* WRITTEN INSTRUCTION *
Only lines holding the string "перевагу" are wanted; copy each one from the material.

-- Start --

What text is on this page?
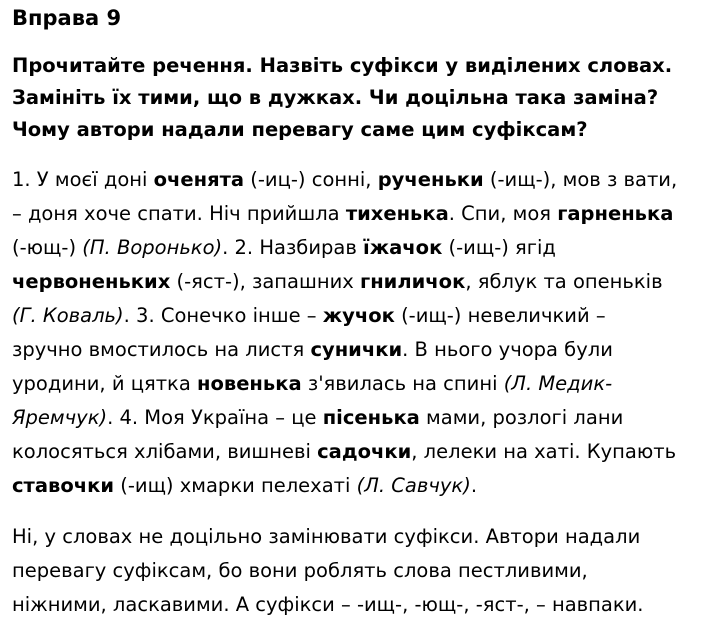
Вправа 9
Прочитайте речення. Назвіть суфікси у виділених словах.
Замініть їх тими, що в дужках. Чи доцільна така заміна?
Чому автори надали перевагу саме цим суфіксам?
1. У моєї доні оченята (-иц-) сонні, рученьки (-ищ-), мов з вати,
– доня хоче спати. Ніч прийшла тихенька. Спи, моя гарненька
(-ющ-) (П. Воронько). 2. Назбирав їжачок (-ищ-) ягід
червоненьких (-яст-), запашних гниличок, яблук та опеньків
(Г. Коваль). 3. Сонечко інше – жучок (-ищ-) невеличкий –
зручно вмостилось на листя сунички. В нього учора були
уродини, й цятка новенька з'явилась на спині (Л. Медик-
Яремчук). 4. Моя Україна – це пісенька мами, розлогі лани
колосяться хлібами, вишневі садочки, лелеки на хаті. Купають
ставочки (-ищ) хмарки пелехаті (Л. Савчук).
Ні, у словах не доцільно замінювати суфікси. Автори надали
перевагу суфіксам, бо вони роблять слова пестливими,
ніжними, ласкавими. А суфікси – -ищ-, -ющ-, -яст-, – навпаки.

-- End --
-- Start --

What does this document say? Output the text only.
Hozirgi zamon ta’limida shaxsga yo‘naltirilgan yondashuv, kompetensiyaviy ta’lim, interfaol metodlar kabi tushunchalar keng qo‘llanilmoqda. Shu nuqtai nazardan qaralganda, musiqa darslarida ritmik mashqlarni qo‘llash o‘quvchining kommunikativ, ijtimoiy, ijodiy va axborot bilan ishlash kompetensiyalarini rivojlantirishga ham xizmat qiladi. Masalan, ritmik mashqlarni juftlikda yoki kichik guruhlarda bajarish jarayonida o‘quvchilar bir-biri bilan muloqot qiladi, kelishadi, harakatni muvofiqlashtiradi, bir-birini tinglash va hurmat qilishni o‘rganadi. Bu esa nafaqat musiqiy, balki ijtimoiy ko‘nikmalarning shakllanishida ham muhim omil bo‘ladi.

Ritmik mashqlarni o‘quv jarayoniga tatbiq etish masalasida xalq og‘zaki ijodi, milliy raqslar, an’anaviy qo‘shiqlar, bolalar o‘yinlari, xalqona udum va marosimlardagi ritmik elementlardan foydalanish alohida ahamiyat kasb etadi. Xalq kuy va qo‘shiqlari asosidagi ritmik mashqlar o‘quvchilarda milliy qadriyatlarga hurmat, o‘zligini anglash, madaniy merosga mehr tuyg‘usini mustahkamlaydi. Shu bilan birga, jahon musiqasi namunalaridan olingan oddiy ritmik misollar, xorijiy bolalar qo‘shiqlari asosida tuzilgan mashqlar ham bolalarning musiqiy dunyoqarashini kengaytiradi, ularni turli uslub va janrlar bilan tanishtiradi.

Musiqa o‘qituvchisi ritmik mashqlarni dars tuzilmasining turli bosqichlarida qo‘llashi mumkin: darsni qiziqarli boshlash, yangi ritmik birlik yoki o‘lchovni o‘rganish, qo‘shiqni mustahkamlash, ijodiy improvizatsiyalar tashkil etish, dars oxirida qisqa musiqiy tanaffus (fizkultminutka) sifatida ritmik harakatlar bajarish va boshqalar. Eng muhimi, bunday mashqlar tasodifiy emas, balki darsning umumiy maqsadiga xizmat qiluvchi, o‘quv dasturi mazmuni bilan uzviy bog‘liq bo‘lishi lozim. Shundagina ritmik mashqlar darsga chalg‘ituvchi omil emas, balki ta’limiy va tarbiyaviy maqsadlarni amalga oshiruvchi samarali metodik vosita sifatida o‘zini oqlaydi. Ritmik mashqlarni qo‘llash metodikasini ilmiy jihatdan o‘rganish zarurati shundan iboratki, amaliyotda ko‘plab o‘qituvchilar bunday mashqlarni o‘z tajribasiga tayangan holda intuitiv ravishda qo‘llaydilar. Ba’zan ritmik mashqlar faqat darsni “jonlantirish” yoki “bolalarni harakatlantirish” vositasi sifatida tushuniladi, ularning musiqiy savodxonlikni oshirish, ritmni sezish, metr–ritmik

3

-- End --

* RESPONSE BELOW *
Чому автори надали перевагу саме цим суфіксам?
перевагу суфіксам, бо вони роблять слова пестливими,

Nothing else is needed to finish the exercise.